THE REQUEST: Copy out all of the rows below word for word, leaving out the pictures.

EXTRACTED DATA:
——————

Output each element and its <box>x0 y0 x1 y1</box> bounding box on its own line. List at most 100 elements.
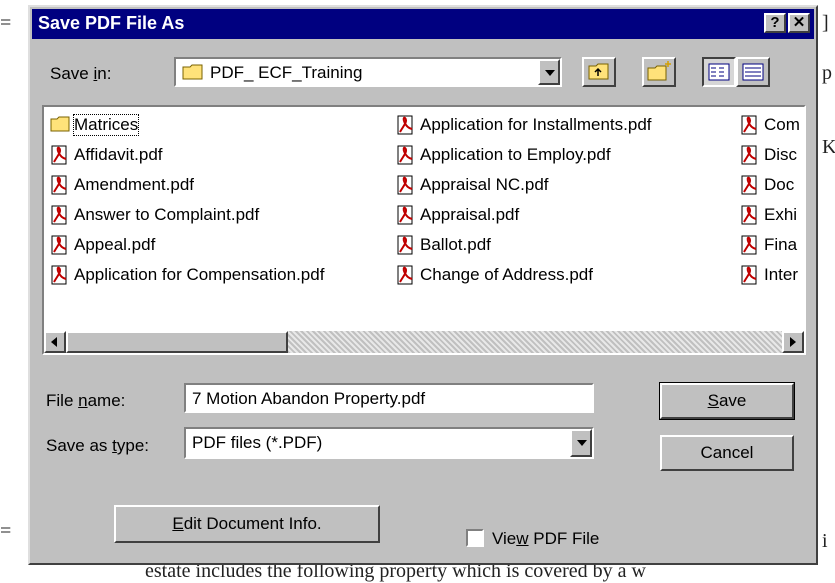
bg-fragment-left-top: = <box>0 12 12 34</box>
scroll-thumb[interactable] <box>66 331 288 353</box>
close-button[interactable]: ✕ <box>788 13 810 33</box>
file-item[interactable]: Appraisal NC.pdf <box>396 173 549 197</box>
save-as-type-label: Save as type: <box>46 436 150 455</box>
pdf-icon <box>740 205 760 225</box>
file-item[interactable]: Inter <box>740 263 798 287</box>
file-item[interactable]: Fina <box>740 233 797 257</box>
pdf-icon <box>396 145 416 165</box>
file-name: Fina <box>764 235 798 254</box>
scroll-track[interactable] <box>288 331 782 353</box>
save-as-type-value: PDF files (*.PDF) <box>192 433 323 452</box>
details-view-icon <box>742 63 764 81</box>
arrow-left-icon <box>51 337 57 347</box>
file-item[interactable]: Doc <box>740 173 794 197</box>
file-item[interactable]: Com <box>740 113 800 137</box>
file-name-input[interactable]: 7 Motion Abandon Property.pdf <box>184 383 594 413</box>
file-name-label: File name: <box>46 391 126 410</box>
view-pdf-checkbox[interactable] <box>466 529 484 547</box>
view-pdf-label[interactable]: View PDF File <box>492 529 599 549</box>
pdf-icon <box>740 265 760 285</box>
file-name: Matrices <box>72 114 140 136</box>
arrow-right-icon <box>790 337 796 347</box>
file-name: Appraisal NC.pdf <box>420 175 549 194</box>
file-item[interactable]: Disc <box>740 143 797 167</box>
save-pdf-dialog: Save PDF File As ? ✕ Save in: PDF_ ECF_T… <box>28 5 818 565</box>
file-item[interactable]: Amendment.pdf <box>50 173 194 197</box>
bg-fragment-left-bottom: = <box>0 520 12 542</box>
file-name: Com <box>764 115 800 134</box>
new-folder-icon <box>647 61 671 81</box>
close-icon: ✕ <box>792 14 806 31</box>
file-name: Appeal.pdf <box>74 235 156 254</box>
save-in-label: Save in: <box>50 64 112 83</box>
bg-fragment-right-3: i <box>822 530 828 552</box>
folder-icon <box>182 64 203 80</box>
file-name: Ballot.pdf <box>420 235 491 254</box>
save-in-combo[interactable]: PDF_ ECF_Training <box>174 57 562 87</box>
file-item[interactable]: Application to Employ.pdf <box>396 143 611 167</box>
save-as-type-dropdown-arrow[interactable] <box>570 429 592 457</box>
pdf-icon <box>396 175 416 195</box>
pdf-icon <box>50 205 70 225</box>
folder-icon <box>50 115 70 135</box>
file-item[interactable]: Application for Installments.pdf <box>396 113 652 137</box>
file-name: Answer to Complaint.pdf <box>74 205 260 224</box>
pdf-icon <box>50 145 70 165</box>
file-item[interactable]: Answer to Complaint.pdf <box>50 203 259 227</box>
pdf-icon <box>740 115 760 135</box>
file-name: Exhi <box>764 205 798 224</box>
bg-fragment-right-1: p <box>822 62 832 84</box>
edit-document-info-button[interactable]: Edit Document Info. <box>114 505 380 543</box>
file-name: Appraisal.pdf <box>420 205 520 224</box>
pdf-icon <box>740 235 760 255</box>
scroll-right-button[interactable] <box>782 331 804 353</box>
file-name: Application for Compensation.pdf <box>74 265 325 284</box>
cancel-button[interactable]: Cancel <box>660 435 794 471</box>
title-bar: Save PDF File As ? ✕ <box>32 9 814 39</box>
file-item[interactable]: Exhi <box>740 203 797 227</box>
list-view-icon <box>708 63 730 81</box>
new-folder-button[interactable] <box>642 57 676 87</box>
save-in-dropdown-arrow[interactable] <box>538 59 560 85</box>
folder-item[interactable]: Matrices <box>50 113 140 137</box>
save-as-type-select[interactable]: PDF files (*.PDF) <box>184 427 594 459</box>
pdf-icon <box>396 205 416 225</box>
file-name: Application for Installments.pdf <box>420 115 652 134</box>
file-list[interactable]: Matrices Affidavit.pdf Amendment.pdf Answer… <box>42 105 806 355</box>
help-button[interactable]: ? <box>764 13 786 33</box>
save-button[interactable]: Save <box>659 382 795 420</box>
file-item[interactable]: Change of Address.pdf <box>396 263 593 287</box>
pdf-icon <box>50 175 70 195</box>
pdf-icon <box>50 265 70 285</box>
file-name: Inter <box>764 265 799 284</box>
file-name: Doc <box>764 175 795 194</box>
up-folder-icon <box>588 63 609 80</box>
file-item[interactable]: Affidavit.pdf <box>50 143 163 167</box>
file-name: Affidavit.pdf <box>74 145 163 164</box>
bg-fragment-right-top: ] <box>822 12 829 34</box>
pdf-icon <box>740 175 760 195</box>
help-icon: ? <box>770 14 780 31</box>
bg-fragment-right-2: K <box>822 136 835 158</box>
details-view-button[interactable] <box>736 57 770 87</box>
scroll-left-button[interactable] <box>44 331 66 353</box>
pdf-icon <box>50 235 70 255</box>
file-item[interactable]: Ballot.pdf <box>396 233 491 257</box>
up-one-level-button[interactable] <box>582 57 616 87</box>
pdf-icon <box>396 235 416 255</box>
file-item[interactable]: Appeal.pdf <box>50 233 155 257</box>
pdf-icon <box>740 145 760 165</box>
file-name: Application to Employ.pdf <box>420 145 611 164</box>
pdf-icon <box>396 265 416 285</box>
file-name: Change of Address.pdf <box>420 265 593 284</box>
file-name-value: 7 Motion Abandon Property.pdf <box>192 389 426 408</box>
list-view-button[interactable] <box>702 57 736 87</box>
file-item[interactable]: Application for Compensation.pdf <box>50 263 324 287</box>
pdf-icon <box>396 115 416 135</box>
horizontal-scrollbar[interactable] <box>44 331 804 353</box>
save-in-value: PDF_ ECF_Training <box>210 63 363 82</box>
file-item[interactable]: Appraisal.pdf <box>396 203 519 227</box>
file-name: Amendment.pdf <box>74 175 195 194</box>
file-name: Disc <box>764 145 798 164</box>
dialog-title: Save PDF File As <box>38 13 185 33</box>
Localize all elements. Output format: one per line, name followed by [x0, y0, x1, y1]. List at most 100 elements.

——————

PROBLEM SOLUTION:
Output each element and its <box>x0 y0 x1 y1</box> bounding box on its own line. List at most 100 elements.
bg-fragment-left-top: = <box>0 12 12 34</box>
scroll-thumb[interactable] <box>66 331 288 353</box>
close-button[interactable]: ✕ <box>788 13 810 33</box>
file-item[interactable]: Appraisal NC.pdf <box>396 173 549 197</box>
save-as-type-label: Save as type: <box>46 436 150 455</box>
pdf-icon <box>740 205 760 225</box>
file-item[interactable]: Inter <box>740 263 798 287</box>
file-item[interactable]: Fina <box>740 233 797 257</box>
pdf-icon <box>396 145 416 165</box>
file-name: Fina <box>764 235 798 254</box>
scroll-track[interactable] <box>288 331 782 353</box>
save-as-type-value: PDF files (*.PDF) <box>192 433 323 452</box>
details-view-icon <box>742 63 764 81</box>
arrow-left-icon <box>51 337 57 347</box>
file-item[interactable]: Doc <box>740 173 794 197</box>
file-item[interactable]: Com <box>740 113 800 137</box>
file-name-input[interactable]: 7 Motion Abandon Property.pdf <box>184 383 594 413</box>
file-name-label: File name: <box>46 391 126 410</box>
view-pdf-checkbox[interactable] <box>466 529 484 547</box>
view-pdf-label[interactable]: View PDF File <box>492 529 599 549</box>
pdf-icon <box>740 265 760 285</box>
file-name: Matrices <box>72 114 140 136</box>
arrow-right-icon <box>790 337 796 347</box>
file-name: Appraisal NC.pdf <box>420 175 549 194</box>
file-item[interactable]: Disc <box>740 143 797 167</box>
save-pdf-dialog: Save PDF File As ? ✕ Save in: PDF_ ECF_T… <box>28 5 818 565</box>
file-item[interactable]: Amendment.pdf <box>50 173 194 197</box>
bg-fragment-left-bottom: = <box>0 520 12 542</box>
file-name: Com <box>764 115 800 134</box>
new-folder-icon <box>647 61 671 81</box>
close-icon: ✕ <box>792 14 806 31</box>
file-name: Appeal.pdf <box>74 235 156 254</box>
save-in-label: Save in: <box>50 64 112 83</box>
bg-fragment-right-3: i <box>822 530 828 552</box>
folder-icon <box>182 64 203 80</box>
file-name: Ballot.pdf <box>420 235 491 254</box>
save-in-combo[interactable]: PDF_ ECF_Training <box>174 57 562 87</box>
file-item[interactable]: Application to Employ.pdf <box>396 143 611 167</box>
save-as-type-dropdown-arrow[interactable] <box>570 429 592 457</box>
pdf-icon <box>396 175 416 195</box>
pdf-icon <box>50 205 70 225</box>
folder-icon <box>50 115 70 135</box>
file-item[interactable]: Application for Installments.pdf <box>396 113 652 137</box>
file-name: Answer to Complaint.pdf <box>74 205 260 224</box>
pdf-icon <box>50 145 70 165</box>
file-item[interactable]: Answer to Complaint.pdf <box>50 203 259 227</box>
pdf-icon <box>740 115 760 135</box>
file-name: Exhi <box>764 205 798 224</box>
bg-fragment-right-1: p <box>822 62 832 84</box>
edit-document-info-button[interactable]: Edit Document Info. <box>114 505 380 543</box>
file-name: Appraisal.pdf <box>420 205 520 224</box>
pdf-icon <box>740 235 760 255</box>
scroll-right-button[interactable] <box>782 331 804 353</box>
file-name: Application for Compensation.pdf <box>74 265 325 284</box>
cancel-button[interactable]: Cancel <box>660 435 794 471</box>
title-bar: Save PDF File As ? ✕ <box>32 9 814 39</box>
file-item[interactable]: Exhi <box>740 203 797 227</box>
list-view-icon <box>708 63 730 81</box>
new-folder-button[interactable] <box>642 57 676 87</box>
save-in-dropdown-arrow[interactable] <box>538 59 560 85</box>
folder-item[interactable]: Matrices <box>50 113 140 137</box>
save-as-type-select[interactable]: PDF files (*.PDF) <box>184 427 594 459</box>
pdf-icon <box>396 205 416 225</box>
file-name: Application for Installments.pdf <box>420 115 652 134</box>
file-list[interactable]: Matrices Affidavit.pdf Amendment.pdf Answer… <box>42 105 806 355</box>
help-button[interactable]: ? <box>764 13 786 33</box>
save-button[interactable]: Save <box>659 382 795 420</box>
file-item[interactable]: Change of Address.pdf <box>396 263 593 287</box>
pdf-icon <box>50 175 70 195</box>
pdf-icon <box>50 265 70 285</box>
file-name: Inter <box>764 265 799 284</box>
file-name: Doc <box>764 175 795 194</box>
up-folder-icon <box>588 63 609 80</box>
file-item[interactable]: Affidavit.pdf <box>50 143 163 167</box>
file-name: Affidavit.pdf <box>74 145 163 164</box>
bg-fragment-right-top: ] <box>822 12 829 34</box>
pdf-icon <box>740 175 760 195</box>
help-icon: ? <box>770 14 780 31</box>
bg-fragment-right-2: K <box>822 136 835 158</box>
details-view-button[interactable] <box>736 57 770 87</box>
scroll-left-button[interactable] <box>44 331 66 353</box>
pdf-icon <box>50 235 70 255</box>
file-item[interactable]: Ballot.pdf <box>396 233 491 257</box>
up-one-level-button[interactable] <box>582 57 616 87</box>
pdf-icon <box>396 235 416 255</box>
file-item[interactable]: Appeal.pdf <box>50 233 155 257</box>
pdf-icon <box>740 145 760 165</box>
file-name: Application to Employ.pdf <box>420 145 611 164</box>
pdf-icon <box>396 265 416 285</box>
file-name: Change of Address.pdf <box>420 265 593 284</box>
file-name-value: 7 Motion Abandon Property.pdf <box>192 389 426 408</box>
list-view-button[interactable] <box>702 57 736 87</box>
file-item[interactable]: Application for Compensation.pdf <box>50 263 324 287</box>
pdf-icon <box>396 115 416 135</box>
horizontal-scrollbar[interactable] <box>44 331 804 353</box>
save-in-value: PDF_ ECF_Training <box>210 63 363 82</box>
file-item[interactable]: Appraisal.pdf <box>396 203 519 227</box>
file-name: Amendment.pdf <box>74 175 195 194</box>
file-name: Disc <box>764 145 798 164</box>
dialog-title: Save PDF File As <box>38 13 185 33</box>
Localize all elements. Output format: one per line, name followed by [x0, y0, x1, y1]. List at most 100 elements.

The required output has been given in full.